** Begin Recorded information **

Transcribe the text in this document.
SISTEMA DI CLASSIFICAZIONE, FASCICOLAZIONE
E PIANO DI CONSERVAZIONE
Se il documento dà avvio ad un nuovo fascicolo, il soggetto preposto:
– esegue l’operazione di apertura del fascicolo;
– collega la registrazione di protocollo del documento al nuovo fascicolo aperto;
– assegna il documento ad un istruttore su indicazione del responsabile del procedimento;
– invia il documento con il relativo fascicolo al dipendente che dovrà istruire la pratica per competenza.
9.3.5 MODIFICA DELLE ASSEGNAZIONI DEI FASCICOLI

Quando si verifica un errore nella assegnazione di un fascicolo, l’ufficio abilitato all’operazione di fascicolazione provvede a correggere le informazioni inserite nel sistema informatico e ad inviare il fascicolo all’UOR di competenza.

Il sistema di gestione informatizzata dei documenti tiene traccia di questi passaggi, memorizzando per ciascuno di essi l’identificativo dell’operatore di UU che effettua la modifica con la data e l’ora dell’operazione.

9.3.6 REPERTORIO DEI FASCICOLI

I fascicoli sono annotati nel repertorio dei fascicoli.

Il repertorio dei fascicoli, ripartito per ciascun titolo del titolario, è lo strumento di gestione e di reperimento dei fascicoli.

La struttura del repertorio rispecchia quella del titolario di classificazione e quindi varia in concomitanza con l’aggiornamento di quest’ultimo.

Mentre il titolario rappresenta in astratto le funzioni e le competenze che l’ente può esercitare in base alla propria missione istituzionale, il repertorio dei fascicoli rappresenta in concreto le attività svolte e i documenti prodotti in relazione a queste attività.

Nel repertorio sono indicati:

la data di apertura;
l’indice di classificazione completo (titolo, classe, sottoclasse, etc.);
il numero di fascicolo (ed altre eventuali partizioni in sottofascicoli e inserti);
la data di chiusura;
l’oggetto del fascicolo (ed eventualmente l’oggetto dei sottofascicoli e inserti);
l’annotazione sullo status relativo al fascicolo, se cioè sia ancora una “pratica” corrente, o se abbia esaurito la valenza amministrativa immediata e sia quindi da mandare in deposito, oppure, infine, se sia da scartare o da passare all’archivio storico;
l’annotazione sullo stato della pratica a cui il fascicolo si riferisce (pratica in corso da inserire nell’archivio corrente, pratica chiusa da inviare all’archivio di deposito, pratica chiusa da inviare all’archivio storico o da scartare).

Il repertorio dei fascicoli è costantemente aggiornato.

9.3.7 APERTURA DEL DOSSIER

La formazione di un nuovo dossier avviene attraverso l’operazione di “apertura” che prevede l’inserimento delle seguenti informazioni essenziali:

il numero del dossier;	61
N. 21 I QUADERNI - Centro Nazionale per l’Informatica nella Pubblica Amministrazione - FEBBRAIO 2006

** End Recorded information **

_Objective_
Generate an exact reproduction of all entries.

_Response to this exercise_
Transcribe the text in this document.
SISTEMA DI CLASSIFICAZIONE, FASCICOLAZIONE
E PIANO DI CONSERVAZIONE
Se il documento dà avvio ad un nuovo fascicolo, il soggetto preposto:
– esegue l’operazione di apertura del fascicolo;
– collega la registrazione di protocollo del documento al nuovo fascicolo aperto;
– assegna il documento ad un istruttore su indicazione del responsabile del procedimento;
– invia il documento con il relativo fascicolo al dipendente che dovrà istruire la pratica per competenza.
9.3.5 MODIFICA DELLE ASSEGNAZIONI DEI FASCICOLI

Quando si verifica un errore nella assegnazione di un fascicolo, l’ufficio abilitato all’operazione di fascicolazione provvede a correggere le informazioni inserite nel sistema informatico e ad inviare il fascicolo all’UOR di competenza.

Il sistema di gestione informatizzata dei documenti tiene traccia di questi passaggi, memorizzando per ciascuno di essi l’identificativo dell’operatore di UU che effettua la modifica con la data e l’ora dell’operazione.

9.3.6 REPERTORIO DEI FASCICOLI

I fascicoli sono annotati nel repertorio dei fascicoli.

Il repertorio dei fascicoli, ripartito per ciascun titolo del titolario, è lo strumento di gestione e di reperimento dei fascicoli.

La struttura del repertorio rispecchia quella del titolario di classificazione e quindi varia in concomitanza con l’aggiornamento di quest’ultimo.

Mentre il titolario rappresenta in astratto le funzioni e le competenze che l’ente può esercitare in base alla propria missione istituzionale, il repertorio dei fascicoli rappresenta in concreto le attività svolte e i documenti prodotti in relazione a queste attività.

Nel repertorio sono indicati:

la data di apertura;
l’indice di classificazione completo (titolo, classe, sottoclasse, etc.);
il numero di fascicolo (ed altre eventuali partizioni in sottofascicoli e inserti);
la data di chiusura;
l’oggetto del fascicolo (ed eventualmente l’oggetto dei sottofascicoli e inserti);
l’annotazione sullo status relativo al fascicolo, se cioè sia ancora una “pratica” corrente, o se abbia esaurito la valenza amministrativa immediata e sia quindi da mandare in deposito, oppure, infine, se sia da scartare o da passare all’archivio storico;
l’annotazione sullo stato della pratica a cui il fascicolo si riferisce (pratica in corso da inserire nell’archivio corrente, pratica chiusa da inviare all’archivio di deposito, pratica chiusa da inviare all’archivio storico o da scartare).

Il repertorio dei fascicoli è costantemente aggiornato.

9.3.7 APERTURA DEL DOSSIER

La formazione di un nuovo dossier avviene attraverso l’operazione di “apertura” che prevede l’inserimento delle seguenti informazioni essenziali:

il numero del dossier;	61
N. 21 I QUADERNI - Centro Nazionale per l’Informatica nella Pubblica Amministrazione - FEBBRAIO 2006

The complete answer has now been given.